Your objective
Where a line contains the word "peak", copy that line in full.

Provided material
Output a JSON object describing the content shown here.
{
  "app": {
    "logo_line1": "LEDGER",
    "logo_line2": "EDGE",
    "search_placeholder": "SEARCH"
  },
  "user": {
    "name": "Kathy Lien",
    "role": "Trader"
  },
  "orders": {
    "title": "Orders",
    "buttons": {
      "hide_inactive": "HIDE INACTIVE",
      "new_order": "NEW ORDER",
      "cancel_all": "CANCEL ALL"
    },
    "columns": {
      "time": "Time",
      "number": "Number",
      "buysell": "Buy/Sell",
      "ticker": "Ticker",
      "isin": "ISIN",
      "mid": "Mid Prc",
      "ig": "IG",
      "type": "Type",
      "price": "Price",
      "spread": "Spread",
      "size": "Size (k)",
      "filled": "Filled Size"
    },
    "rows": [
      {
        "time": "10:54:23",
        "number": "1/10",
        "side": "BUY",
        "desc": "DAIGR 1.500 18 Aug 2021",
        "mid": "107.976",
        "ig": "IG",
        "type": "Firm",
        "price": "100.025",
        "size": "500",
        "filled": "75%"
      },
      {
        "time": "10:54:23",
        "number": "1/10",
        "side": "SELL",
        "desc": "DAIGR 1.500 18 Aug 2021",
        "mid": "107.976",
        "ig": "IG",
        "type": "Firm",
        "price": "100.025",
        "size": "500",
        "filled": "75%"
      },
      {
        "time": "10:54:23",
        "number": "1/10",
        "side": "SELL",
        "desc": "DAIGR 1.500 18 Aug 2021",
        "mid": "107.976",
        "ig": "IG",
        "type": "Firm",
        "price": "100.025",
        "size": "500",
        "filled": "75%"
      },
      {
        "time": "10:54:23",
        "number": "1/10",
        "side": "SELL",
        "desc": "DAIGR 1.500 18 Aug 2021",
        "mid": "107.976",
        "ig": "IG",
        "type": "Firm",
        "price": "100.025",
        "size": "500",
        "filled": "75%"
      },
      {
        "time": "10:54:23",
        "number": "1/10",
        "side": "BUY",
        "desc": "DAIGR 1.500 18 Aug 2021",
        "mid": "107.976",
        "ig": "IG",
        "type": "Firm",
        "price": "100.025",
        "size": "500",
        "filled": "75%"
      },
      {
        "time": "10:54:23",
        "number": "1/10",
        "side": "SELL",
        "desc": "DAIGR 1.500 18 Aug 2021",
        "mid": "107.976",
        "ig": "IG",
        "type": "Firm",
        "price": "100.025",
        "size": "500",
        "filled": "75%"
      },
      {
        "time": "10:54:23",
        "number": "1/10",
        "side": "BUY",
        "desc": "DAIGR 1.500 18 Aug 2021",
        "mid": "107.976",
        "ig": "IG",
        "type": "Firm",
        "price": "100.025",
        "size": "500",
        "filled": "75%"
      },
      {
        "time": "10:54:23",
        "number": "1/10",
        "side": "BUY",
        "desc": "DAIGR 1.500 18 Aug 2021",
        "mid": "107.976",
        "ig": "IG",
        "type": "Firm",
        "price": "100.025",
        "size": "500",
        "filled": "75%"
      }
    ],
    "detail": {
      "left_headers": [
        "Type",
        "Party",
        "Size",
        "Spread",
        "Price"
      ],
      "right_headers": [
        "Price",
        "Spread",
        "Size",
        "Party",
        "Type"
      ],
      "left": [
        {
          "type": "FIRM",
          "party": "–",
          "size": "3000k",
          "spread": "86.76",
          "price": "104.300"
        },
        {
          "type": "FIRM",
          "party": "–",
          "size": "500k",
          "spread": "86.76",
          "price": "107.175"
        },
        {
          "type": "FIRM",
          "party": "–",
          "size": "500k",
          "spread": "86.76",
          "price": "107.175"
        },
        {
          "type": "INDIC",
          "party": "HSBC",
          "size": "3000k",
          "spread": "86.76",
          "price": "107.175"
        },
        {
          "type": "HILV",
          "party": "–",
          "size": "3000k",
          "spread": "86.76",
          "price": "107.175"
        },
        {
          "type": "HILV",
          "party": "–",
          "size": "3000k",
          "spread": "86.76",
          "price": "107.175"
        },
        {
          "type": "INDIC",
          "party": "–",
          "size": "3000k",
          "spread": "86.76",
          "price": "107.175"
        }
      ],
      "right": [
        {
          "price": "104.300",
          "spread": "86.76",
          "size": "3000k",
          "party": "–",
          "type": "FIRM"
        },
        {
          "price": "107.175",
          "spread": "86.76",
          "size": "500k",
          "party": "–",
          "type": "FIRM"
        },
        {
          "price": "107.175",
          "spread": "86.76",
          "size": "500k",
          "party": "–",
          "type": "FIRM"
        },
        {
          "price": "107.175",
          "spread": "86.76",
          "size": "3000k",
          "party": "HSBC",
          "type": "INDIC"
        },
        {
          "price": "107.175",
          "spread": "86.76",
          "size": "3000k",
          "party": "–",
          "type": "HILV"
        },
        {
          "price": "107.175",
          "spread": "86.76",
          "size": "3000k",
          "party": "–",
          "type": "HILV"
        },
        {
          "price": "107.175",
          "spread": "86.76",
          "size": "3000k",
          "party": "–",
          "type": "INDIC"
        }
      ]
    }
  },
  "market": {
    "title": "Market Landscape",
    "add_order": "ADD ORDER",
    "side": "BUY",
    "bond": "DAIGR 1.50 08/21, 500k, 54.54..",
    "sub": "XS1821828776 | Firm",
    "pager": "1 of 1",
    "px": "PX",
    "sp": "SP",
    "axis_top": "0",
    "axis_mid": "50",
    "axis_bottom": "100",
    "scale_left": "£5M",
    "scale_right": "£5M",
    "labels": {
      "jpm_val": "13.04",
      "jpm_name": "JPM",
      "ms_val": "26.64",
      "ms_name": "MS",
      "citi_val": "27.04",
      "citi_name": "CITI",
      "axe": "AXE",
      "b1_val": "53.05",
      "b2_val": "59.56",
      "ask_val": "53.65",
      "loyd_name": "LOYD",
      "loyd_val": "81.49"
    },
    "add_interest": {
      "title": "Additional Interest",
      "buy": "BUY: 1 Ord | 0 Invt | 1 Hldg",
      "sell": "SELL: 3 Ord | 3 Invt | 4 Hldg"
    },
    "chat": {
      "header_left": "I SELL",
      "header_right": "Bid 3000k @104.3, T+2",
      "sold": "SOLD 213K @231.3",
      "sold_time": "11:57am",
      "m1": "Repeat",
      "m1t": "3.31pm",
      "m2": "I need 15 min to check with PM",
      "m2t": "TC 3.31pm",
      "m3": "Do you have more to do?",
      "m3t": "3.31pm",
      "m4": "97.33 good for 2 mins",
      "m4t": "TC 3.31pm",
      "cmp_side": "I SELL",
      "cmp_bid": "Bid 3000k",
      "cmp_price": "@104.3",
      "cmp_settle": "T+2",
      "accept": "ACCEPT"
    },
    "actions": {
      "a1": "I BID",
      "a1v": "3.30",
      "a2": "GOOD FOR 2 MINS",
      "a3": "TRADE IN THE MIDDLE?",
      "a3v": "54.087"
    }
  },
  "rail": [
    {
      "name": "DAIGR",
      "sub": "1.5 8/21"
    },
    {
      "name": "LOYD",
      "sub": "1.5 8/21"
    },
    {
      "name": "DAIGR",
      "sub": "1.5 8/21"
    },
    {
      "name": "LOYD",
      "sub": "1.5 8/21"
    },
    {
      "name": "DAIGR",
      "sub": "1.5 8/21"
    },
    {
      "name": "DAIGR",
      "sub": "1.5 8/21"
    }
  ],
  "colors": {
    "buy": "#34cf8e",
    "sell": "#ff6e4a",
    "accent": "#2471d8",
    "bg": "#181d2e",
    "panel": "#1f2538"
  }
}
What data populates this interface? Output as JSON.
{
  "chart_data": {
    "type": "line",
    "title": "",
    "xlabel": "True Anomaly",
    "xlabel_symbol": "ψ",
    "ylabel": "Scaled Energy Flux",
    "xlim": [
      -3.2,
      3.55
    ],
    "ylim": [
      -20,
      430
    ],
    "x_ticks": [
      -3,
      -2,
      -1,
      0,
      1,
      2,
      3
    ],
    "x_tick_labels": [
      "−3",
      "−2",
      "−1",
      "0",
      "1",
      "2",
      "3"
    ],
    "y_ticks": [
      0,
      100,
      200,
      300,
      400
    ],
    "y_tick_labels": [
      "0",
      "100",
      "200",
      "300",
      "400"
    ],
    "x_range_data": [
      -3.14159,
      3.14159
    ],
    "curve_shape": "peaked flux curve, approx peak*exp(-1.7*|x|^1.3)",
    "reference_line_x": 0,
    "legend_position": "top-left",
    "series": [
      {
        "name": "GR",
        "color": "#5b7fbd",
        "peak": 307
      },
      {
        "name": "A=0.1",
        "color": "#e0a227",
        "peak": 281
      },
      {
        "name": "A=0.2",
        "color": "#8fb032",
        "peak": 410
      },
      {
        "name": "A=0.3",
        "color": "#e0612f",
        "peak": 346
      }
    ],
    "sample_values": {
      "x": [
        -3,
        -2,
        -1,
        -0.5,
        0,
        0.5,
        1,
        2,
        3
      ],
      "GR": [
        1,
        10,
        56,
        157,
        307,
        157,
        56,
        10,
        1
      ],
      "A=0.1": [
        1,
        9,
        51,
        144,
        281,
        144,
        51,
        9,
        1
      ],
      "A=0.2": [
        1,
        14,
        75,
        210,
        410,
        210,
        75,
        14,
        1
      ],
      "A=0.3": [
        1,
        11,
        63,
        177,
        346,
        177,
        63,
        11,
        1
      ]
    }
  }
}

Solution for this problem
    "curve_shape": "peaked flux curve, approx peak*exp(-1.7*|x|^1.3)",
        "peak": 307
        "peak": 281
        "peak": 410
        "peak": 346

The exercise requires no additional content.